▶ _THE REQUEST_
Please output every line of the material as it stands, without the pictures.
# RECORDS TO USE start
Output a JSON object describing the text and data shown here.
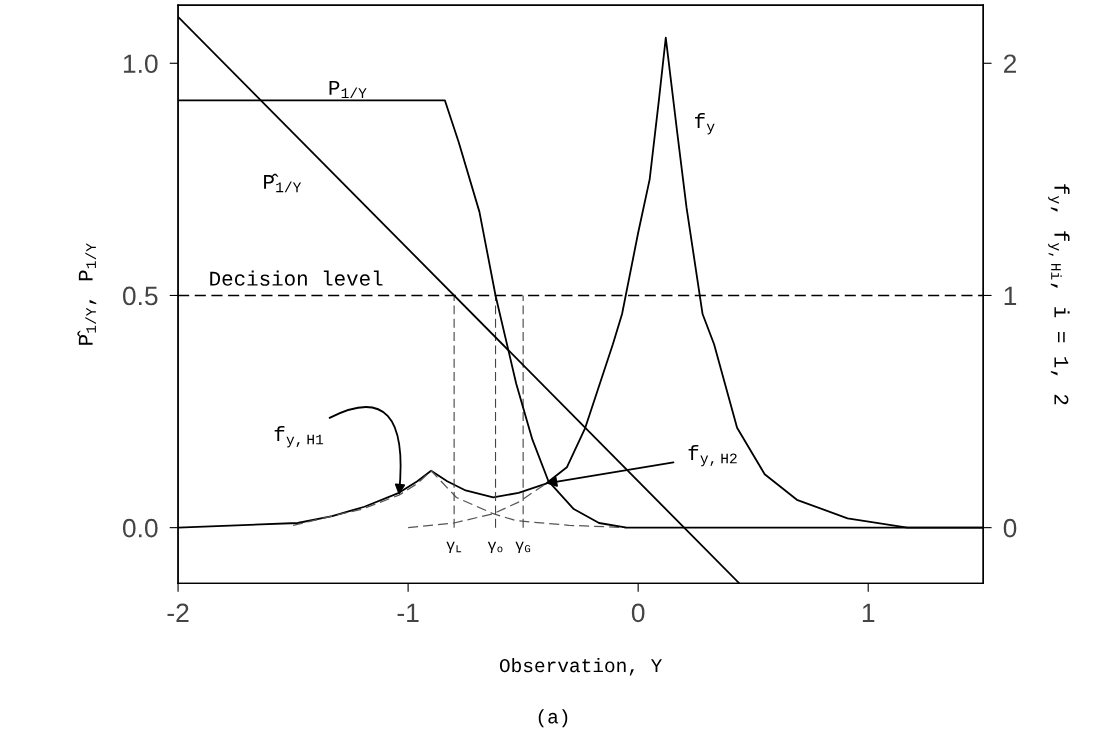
{
  "chart_data": {
    "type": "line",
    "xlabel": "Observation, Y",
    "ylabel": "P̂$_{1/Y}$, P$_{1/Y}$",
    "y2label": "f$_{y}$, f$_{y,Hi}$, i = 1, 2",
    "xlim": [
      -2,
      1.5
    ],
    "xticks": [
      -2,
      -1,
      0,
      1
    ],
    "ylim": [
      -0.12,
      1.125
    ],
    "yticks": [
      {
        "value": 0,
        "label": "0.0"
      },
      {
        "value": 0.5,
        "label": "0.5"
      },
      {
        "value": 1,
        "label": "1.0"
      }
    ],
    "y2lim": [
      -0.24,
      2.25
    ],
    "y2ticks": [
      0,
      1,
      2
    ],
    "grid": false,
    "marker": "none",
    "series": [
      {
        "name": "P$_{1/Y}$",
        "color": "#000000",
        "x": [
          -2,
          -0.84,
          -0.78,
          -0.69,
          -0.62,
          -0.53,
          -0.46,
          -0.39,
          -0.28,
          -0.17,
          -0.05,
          1.5
        ],
        "values": [
          0.92,
          0.92,
          0.83,
          0.68,
          0.5,
          0.31,
          0.19,
          0.1,
          0.04,
          0.01,
          0,
          0
        ]
      },
      {
        "name": "P̂$_{1/Y}$",
        "color": "#000000",
        "x": [
          -2,
          0.44
        ],
        "values": [
          1.1,
          -0.12
        ]
      },
      {
        "name": "f$_{y}$",
        "color": "#000000",
        "axis": "y2",
        "x": [
          -2,
          -1.48,
          -1.33,
          -1.19,
          -1.04,
          -0.96,
          -0.9,
          -0.83,
          -0.75,
          -0.63,
          -0.52,
          -0.4,
          -0.31,
          -0.23,
          -0.11,
          -0.07,
          0,
          0.05,
          0.09,
          0.12,
          0.17,
          0.21,
          0.28,
          0.33,
          0.43,
          0.55,
          0.69,
          0.91,
          1.17,
          1.5
        ],
        "values": [
          0,
          0.02,
          0.05,
          0.09,
          0.15,
          0.2,
          0.245,
          0.2,
          0.16,
          0.13,
          0.15,
          0.19,
          0.26,
          0.43,
          0.79,
          0.92,
          1.27,
          1.5,
          1.84,
          2.11,
          1.7,
          1.38,
          0.92,
          0.79,
          0.43,
          0.23,
          0.12,
          0.04,
          0,
          0
        ]
      },
      {
        "name": "f$_{y,H1}$",
        "color": "#555555",
        "axis": "y2",
        "line_style": "dashed",
        "x": [
          -1.5,
          -1.2,
          -1.04,
          -0.96,
          -0.9,
          -0.79,
          -0.63,
          -0.53,
          -0.3,
          -0.05
        ],
        "values": [
          0.01,
          0.08,
          0.14,
          0.19,
          0.245,
          0.13,
          0.06,
          0.03,
          0.01,
          0
        ]
      },
      {
        "name": "f$_{y,H2}$",
        "color": "#555555",
        "axis": "y2",
        "line_style": "dashed",
        "x": [
          -1.0,
          -0.8,
          -0.63,
          -0.52,
          -0.4
        ],
        "values": [
          0,
          0.02,
          0.06,
          0.11,
          0.19
        ]
      }
    ],
    "ref_lines": [
      {
        "axis": "y",
        "value": 0.5,
        "label": "Decision level",
        "color": "#000000",
        "line_style": "dashed"
      },
      {
        "axis": "x",
        "value": -0.8,
        "label": "γ$_{L}$",
        "color": "#444444",
        "line_style": "dashed"
      },
      {
        "axis": "x",
        "value": -0.62,
        "label": "γ$_{o}$",
        "color": "#444444",
        "line_style": "dashed"
      },
      {
        "axis": "x",
        "value": -0.5,
        "label": "γ$_{G}$",
        "color": "#444444",
        "line_style": "dashed"
      }
    ],
    "annotations": [
      "(a)"
    ]
  }
}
# RECORDS TO USE end
▶ _RESULT OF THIS EXERCISE_
Output a JSON object describing the text and data shown here.
{
  "chart_data": {
    "type": "line",
    "xlabel": "Observation, Y",
    "ylabel": "P̂$_{1/Y}$, P$_{1/Y}$",
    "y2label": "f$_{y}$, f$_{y,Hi}$, i = 1, 2",
    "xlim": [
      -2,
      1.5
    ],
    "xticks": [
      -2,
      -1,
      0,
      1
    ],
    "ylim": [
      -0.12,
      1.125
    ],
    "yticks": [
      {
        "value": 0,
        "label": "0.0"
      },
      {
        "value": 0.5,
        "label": "0.5"
      },
      {
        "value": 1,
        "label": "1.0"
      }
    ],
    "y2lim": [
      -0.24,
      2.25
    ],
    "y2ticks": [
      0,
      1,
      2
    ],
    "grid": false,
    "marker": "none",
    "series": [
      {
        "name": "P$_{1/Y}$",
        "color": "#000000",
        "x": [
          -2,
          -0.84,
          -0.78,
          -0.69,
          -0.62,
          -0.53,
          -0.46,
          -0.39,
          -0.28,
          -0.17,
          -0.05,
          1.5
        ],
        "values": [
          0.92,
          0.92,
          0.83,
          0.68,
          0.5,
          0.31,
          0.19,
          0.1,
          0.04,
          0.01,
          0,
          0
        ]
      },
      {
        "name": "P̂$_{1/Y}$",
        "color": "#000000",
        "x": [
          -2,
          0.44
        ],
        "values": [
          1.1,
          -0.12
        ]
      },
      {
        "name": "f$_{y}$",
        "color": "#000000",
        "axis": "y2",
        "x": [
          -2,
          -1.48,
          -1.33,
          -1.19,
          -1.04,
          -0.96,
          -0.9,
          -0.83,
          -0.75,
          -0.63,
          -0.52,
          -0.4,
          -0.31,
          -0.23,
          -0.11,
          -0.07,
          0,
          0.05,
          0.09,
          0.12,
          0.17,
          0.21,
          0.28,
          0.33,
          0.43,
          0.55,
          0.69,
          0.91,
          1.17,
          1.5
        ],
        "values": [
          0,
          0.02,
          0.05,
          0.09,
          0.15,
          0.2,
          0.245,
          0.2,
          0.16,
          0.13,
          0.15,
          0.19,
          0.26,
          0.43,
          0.79,
          0.92,
          1.27,
          1.5,
          1.84,
          2.11,
          1.7,
          1.38,
          0.92,
          0.79,
          0.43,
          0.23,
          0.12,
          0.04,
          0,
          0
        ]
      },
      {
        "name": "f$_{y,H1}$",
        "color": "#555555",
        "axis": "y2",
        "line_style": "dashed",
        "x": [
          -1.5,
          -1.2,
          -1.04,
          -0.96,
          -0.9,
          -0.79,
          -0.63,
          -0.53,
          -0.3,
          -0.05
        ],
        "values": [
          0.01,
          0.08,
          0.14,
          0.19,
          0.245,
          0.13,
          0.06,
          0.03,
          0.01,
          0
        ]
      },
      {
        "name": "f$_{y,H2}$",
        "color": "#555555",
        "axis": "y2",
        "line_style": "dashed",
        "x": [
          -1.0,
          -0.8,
          -0.63,
          -0.52,
          -0.4
        ],
        "values": [
          0,
          0.02,
          0.06,
          0.11,
          0.19
        ]
      }
    ],
    "ref_lines": [
      {
        "axis": "y",
        "value": 0.5,
        "label": "Decision level",
        "color": "#000000",
        "line_style": "dashed"
      },
      {
        "axis": "x",
        "value": -0.8,
        "label": "γ$_{L}$",
        "color": "#444444",
        "line_style": "dashed"
      },
      {
        "axis": "x",
        "value": -0.62,
        "label": "γ$_{o}$",
        "color": "#444444",
        "line_style": "dashed"
      },
      {
        "axis": "x",
        "value": -0.5,
        "label": "γ$_{G}$",
        "color": "#444444",
        "line_style": "dashed"
      }
    ],
    "annotations": [
      "(a)"
    ]
  }
}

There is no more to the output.